▸ **WHAT IS REQUIRED**: Lines that hold the string "ffffff" are to be counted; give only their number.

Excerpts from a figure dataset:

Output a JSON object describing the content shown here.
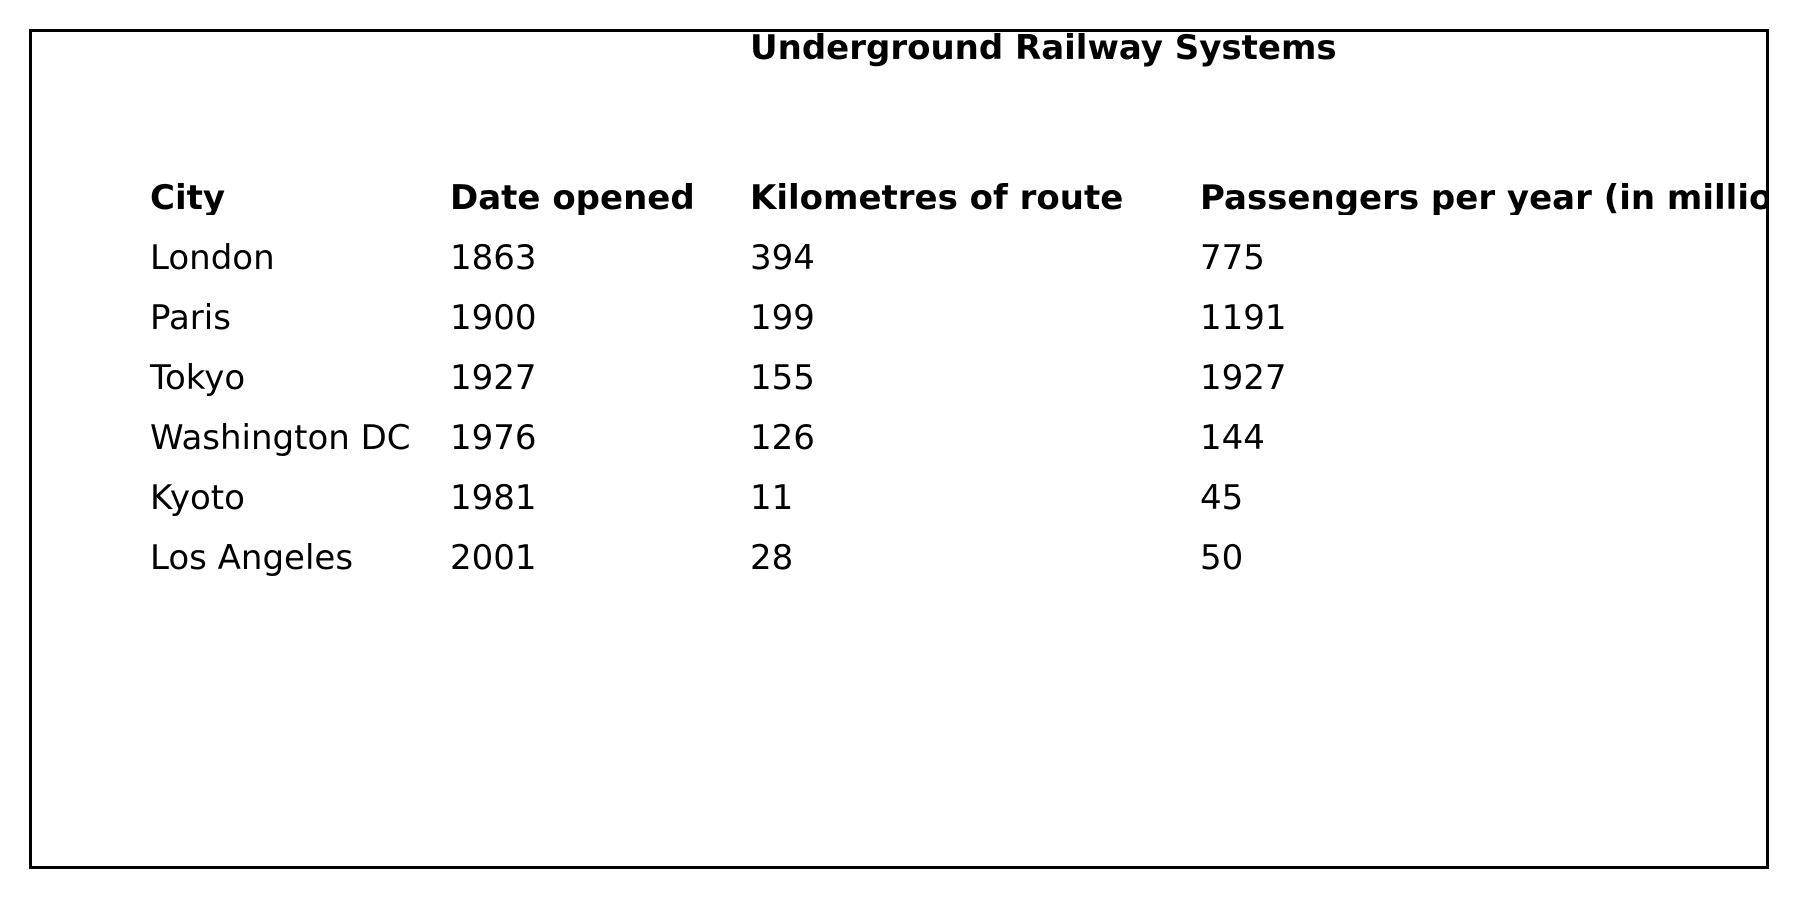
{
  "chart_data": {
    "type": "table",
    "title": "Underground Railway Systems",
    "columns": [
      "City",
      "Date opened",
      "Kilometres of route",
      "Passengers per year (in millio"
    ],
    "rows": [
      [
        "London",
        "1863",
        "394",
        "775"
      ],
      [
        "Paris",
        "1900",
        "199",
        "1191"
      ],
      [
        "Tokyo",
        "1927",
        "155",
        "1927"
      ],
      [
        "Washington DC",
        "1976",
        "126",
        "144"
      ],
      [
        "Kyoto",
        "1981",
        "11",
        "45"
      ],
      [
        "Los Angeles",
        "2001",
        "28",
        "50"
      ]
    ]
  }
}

==

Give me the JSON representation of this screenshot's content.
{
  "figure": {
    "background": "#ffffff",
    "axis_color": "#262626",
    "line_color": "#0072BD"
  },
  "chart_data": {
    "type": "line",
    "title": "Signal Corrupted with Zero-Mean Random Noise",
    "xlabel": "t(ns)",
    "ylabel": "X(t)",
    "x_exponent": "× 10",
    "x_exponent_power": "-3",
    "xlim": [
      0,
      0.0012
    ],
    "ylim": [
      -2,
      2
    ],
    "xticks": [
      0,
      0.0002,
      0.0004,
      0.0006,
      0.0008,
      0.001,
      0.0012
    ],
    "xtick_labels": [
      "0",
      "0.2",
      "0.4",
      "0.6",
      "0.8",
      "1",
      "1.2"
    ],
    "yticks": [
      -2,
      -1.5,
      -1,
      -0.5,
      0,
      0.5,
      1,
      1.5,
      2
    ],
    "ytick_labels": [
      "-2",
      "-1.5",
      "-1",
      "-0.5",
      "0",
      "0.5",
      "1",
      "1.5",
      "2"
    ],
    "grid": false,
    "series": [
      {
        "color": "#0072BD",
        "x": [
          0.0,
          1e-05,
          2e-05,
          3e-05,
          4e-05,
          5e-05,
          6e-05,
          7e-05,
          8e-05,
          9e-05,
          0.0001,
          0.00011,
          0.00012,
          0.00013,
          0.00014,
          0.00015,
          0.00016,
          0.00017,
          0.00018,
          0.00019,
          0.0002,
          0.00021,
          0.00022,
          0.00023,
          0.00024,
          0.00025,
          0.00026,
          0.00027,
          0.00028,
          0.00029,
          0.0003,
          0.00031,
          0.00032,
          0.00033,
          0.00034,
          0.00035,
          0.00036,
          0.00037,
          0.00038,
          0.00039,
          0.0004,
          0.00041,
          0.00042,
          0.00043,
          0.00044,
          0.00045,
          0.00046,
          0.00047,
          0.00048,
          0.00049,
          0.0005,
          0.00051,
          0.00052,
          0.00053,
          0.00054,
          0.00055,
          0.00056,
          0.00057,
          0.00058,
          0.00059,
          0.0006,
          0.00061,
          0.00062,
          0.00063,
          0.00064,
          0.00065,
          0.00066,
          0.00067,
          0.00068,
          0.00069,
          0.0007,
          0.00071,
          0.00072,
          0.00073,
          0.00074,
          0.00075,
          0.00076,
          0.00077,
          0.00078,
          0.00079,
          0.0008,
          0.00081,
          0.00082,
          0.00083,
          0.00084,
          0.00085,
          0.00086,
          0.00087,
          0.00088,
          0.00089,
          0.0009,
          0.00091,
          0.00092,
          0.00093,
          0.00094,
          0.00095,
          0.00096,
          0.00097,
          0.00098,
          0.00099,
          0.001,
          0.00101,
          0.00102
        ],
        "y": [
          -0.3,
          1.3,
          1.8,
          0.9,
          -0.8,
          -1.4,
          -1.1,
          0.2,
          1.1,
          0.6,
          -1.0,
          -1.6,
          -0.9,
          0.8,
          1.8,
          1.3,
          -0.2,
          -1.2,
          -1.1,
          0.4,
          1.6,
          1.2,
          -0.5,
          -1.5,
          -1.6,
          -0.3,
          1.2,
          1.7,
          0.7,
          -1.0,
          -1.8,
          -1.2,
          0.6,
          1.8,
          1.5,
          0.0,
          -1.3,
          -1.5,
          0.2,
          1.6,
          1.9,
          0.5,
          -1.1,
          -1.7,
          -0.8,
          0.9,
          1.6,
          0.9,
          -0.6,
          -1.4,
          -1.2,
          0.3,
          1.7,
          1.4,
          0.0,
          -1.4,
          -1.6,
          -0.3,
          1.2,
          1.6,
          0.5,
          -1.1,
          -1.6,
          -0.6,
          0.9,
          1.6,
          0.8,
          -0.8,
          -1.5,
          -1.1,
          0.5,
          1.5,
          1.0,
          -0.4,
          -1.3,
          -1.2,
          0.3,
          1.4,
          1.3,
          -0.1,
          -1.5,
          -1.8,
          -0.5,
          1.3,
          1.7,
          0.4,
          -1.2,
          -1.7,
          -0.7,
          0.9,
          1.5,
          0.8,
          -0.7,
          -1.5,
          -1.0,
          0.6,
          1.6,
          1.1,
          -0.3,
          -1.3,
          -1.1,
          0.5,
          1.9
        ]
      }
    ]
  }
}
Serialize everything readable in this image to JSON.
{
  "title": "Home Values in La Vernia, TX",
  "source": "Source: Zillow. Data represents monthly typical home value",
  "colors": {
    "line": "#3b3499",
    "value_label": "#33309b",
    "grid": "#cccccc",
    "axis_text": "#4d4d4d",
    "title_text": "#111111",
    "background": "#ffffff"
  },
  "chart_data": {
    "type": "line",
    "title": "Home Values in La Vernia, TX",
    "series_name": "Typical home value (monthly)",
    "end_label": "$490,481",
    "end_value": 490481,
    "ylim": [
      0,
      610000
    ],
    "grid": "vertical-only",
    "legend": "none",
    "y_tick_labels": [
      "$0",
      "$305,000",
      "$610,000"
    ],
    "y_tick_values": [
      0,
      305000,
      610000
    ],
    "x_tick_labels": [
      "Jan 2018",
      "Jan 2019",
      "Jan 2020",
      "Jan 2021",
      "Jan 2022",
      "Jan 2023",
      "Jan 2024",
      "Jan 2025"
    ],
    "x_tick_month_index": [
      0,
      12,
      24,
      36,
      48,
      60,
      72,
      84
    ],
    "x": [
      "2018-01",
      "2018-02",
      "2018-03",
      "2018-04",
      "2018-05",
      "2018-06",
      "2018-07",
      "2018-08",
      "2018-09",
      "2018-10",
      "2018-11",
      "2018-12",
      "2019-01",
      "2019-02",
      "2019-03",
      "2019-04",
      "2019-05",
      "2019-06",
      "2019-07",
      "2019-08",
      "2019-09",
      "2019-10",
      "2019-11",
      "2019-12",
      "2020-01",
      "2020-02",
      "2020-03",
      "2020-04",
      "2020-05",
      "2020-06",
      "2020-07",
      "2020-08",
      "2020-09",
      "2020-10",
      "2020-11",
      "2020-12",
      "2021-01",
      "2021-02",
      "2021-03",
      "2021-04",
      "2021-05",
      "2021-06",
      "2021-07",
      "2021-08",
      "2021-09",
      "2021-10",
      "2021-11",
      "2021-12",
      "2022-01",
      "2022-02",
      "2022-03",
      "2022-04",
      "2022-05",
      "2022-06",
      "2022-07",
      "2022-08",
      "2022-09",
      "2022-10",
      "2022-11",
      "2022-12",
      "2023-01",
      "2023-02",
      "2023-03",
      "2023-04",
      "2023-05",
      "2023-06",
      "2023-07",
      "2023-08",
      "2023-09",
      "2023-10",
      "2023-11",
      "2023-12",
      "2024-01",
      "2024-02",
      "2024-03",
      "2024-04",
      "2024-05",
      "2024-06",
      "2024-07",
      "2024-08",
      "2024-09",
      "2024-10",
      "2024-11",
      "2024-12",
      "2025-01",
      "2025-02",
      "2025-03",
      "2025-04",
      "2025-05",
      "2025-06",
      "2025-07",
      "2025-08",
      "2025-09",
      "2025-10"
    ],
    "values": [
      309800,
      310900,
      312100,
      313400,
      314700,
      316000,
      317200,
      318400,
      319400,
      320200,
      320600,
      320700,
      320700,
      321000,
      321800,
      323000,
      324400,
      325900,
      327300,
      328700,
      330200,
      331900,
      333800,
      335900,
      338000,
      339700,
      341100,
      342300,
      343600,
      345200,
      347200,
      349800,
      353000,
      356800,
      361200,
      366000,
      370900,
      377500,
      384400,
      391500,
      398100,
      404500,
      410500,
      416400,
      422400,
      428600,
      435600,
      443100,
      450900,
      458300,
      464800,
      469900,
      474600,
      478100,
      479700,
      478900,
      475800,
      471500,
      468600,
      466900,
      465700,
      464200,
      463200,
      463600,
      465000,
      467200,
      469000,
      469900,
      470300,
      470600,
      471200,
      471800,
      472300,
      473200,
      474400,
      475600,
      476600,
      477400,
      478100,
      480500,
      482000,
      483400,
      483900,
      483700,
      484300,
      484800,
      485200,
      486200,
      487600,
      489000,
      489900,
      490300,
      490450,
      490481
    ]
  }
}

▸ **ANSWER TO THE EXERCISE**: 2